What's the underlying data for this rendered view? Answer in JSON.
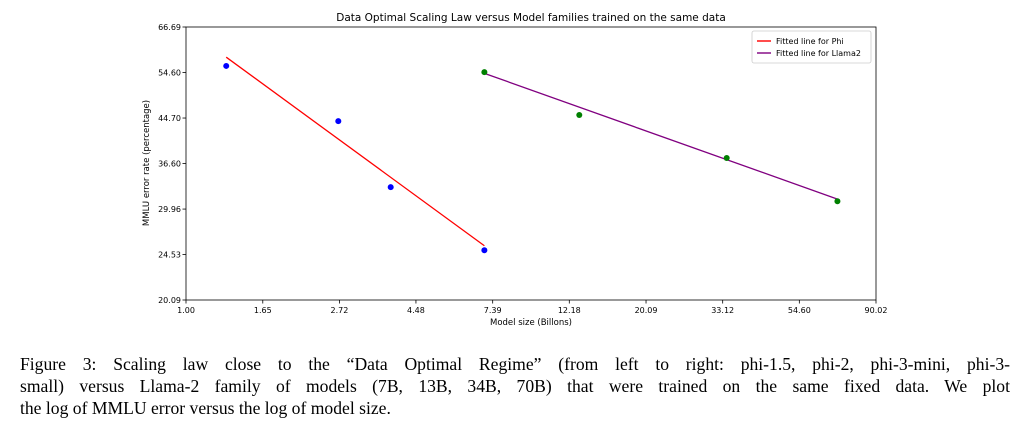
{
  "chart_data": {
    "type": "line+scatter",
    "title": "Data Optimal Scaling Law versus Model families trained on the same data",
    "xlabel": "Model size (Billons)",
    "ylabel": "MMLU error rate (percentage)",
    "xscale": "log",
    "yscale": "log",
    "xlim": [
      1.0,
      90.02
    ],
    "ylim": [
      20.09,
      66.69
    ],
    "xticks": [
      "1.00",
      "1.65",
      "2.72",
      "4.48",
      "7.39",
      "12.18",
      "20.09",
      "33.12",
      "54.60",
      "90.02"
    ],
    "yticks": [
      "20.09",
      "24.53",
      "29.96",
      "36.60",
      "44.70",
      "54.60",
      "66.69"
    ],
    "grid": false,
    "legend_placement": "top-right",
    "series": [
      {
        "name": "Fitted line for Phi",
        "kind": "line",
        "color": "#ff0000",
        "x": [
          1.3,
          7.0
        ],
        "y": [
          58.4,
          25.5
        ]
      },
      {
        "name": "Fitted line for Llama2",
        "kind": "line",
        "color": "#800080",
        "x": [
          7.0,
          70.0
        ],
        "y": [
          54.4,
          31.3
        ]
      },
      {
        "kind": "scatter",
        "color": "#0000ff",
        "x": [
          1.3,
          2.7,
          3.8,
          7.0
        ],
        "y": [
          56.2,
          44.1,
          33.0,
          25.0
        ]
      },
      {
        "kind": "scatter",
        "color": "#008000",
        "x": [
          7.0,
          13.0,
          34.0,
          70.0
        ],
        "y": [
          54.7,
          45.3,
          37.5,
          31.0
        ]
      }
    ]
  },
  "caption": {
    "line1": "Figure 3: Scaling law close to the “Data Optimal Regime” (from left to right: phi-1.5, phi-2, phi-3-mini, phi-3-",
    "line2": "small) versus Llama-2 family of models (7B, 13B, 34B, 70B) that were trained on the same fixed data. We plot",
    "line3": "the log of MMLU error versus the log of model size."
  }
}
*****
**Written request:** The records above must be transcribed exactly. Pictures are left out of the copy.

**Solution for this problem:**
What's the underlying data for this rendered view? Answer in JSON.
{
  "chart_data": {
    "type": "line+scatter",
    "title": "Data Optimal Scaling Law versus Model families trained on the same data",
    "xlabel": "Model size (Billons)",
    "ylabel": "MMLU error rate (percentage)",
    "xscale": "log",
    "yscale": "log",
    "xlim": [
      1.0,
      90.02
    ],
    "ylim": [
      20.09,
      66.69
    ],
    "xticks": [
      "1.00",
      "1.65",
      "2.72",
      "4.48",
      "7.39",
      "12.18",
      "20.09",
      "33.12",
      "54.60",
      "90.02"
    ],
    "yticks": [
      "20.09",
      "24.53",
      "29.96",
      "36.60",
      "44.70",
      "54.60",
      "66.69"
    ],
    "grid": false,
    "legend_placement": "top-right",
    "series": [
      {
        "name": "Fitted line for Phi",
        "kind": "line",
        "color": "#ff0000",
        "x": [
          1.3,
          7.0
        ],
        "y": [
          58.4,
          25.5
        ]
      },
      {
        "name": "Fitted line for Llama2",
        "kind": "line",
        "color": "#800080",
        "x": [
          7.0,
          70.0
        ],
        "y": [
          54.4,
          31.3
        ]
      },
      {
        "kind": "scatter",
        "color": "#0000ff",
        "x": [
          1.3,
          2.7,
          3.8,
          7.0
        ],
        "y": [
          56.2,
          44.1,
          33.0,
          25.0
        ]
      },
      {
        "kind": "scatter",
        "color": "#008000",
        "x": [
          7.0,
          13.0,
          34.0,
          70.0
        ],
        "y": [
          54.7,
          45.3,
          37.5,
          31.0
        ]
      }
    ]
  },
  "caption": {
    "line1": "Figure 3: Scaling law close to the “Data Optimal Regime” (from left to right: phi-1.5, phi-2, phi-3-mini, phi-3-",
    "line2": "small) versus Llama-2 family of models (7B, 13B, 34B, 70B) that were trained on the same fixed data. We plot",
    "line3": "the log of MMLU error versus the log of model size."
  }
}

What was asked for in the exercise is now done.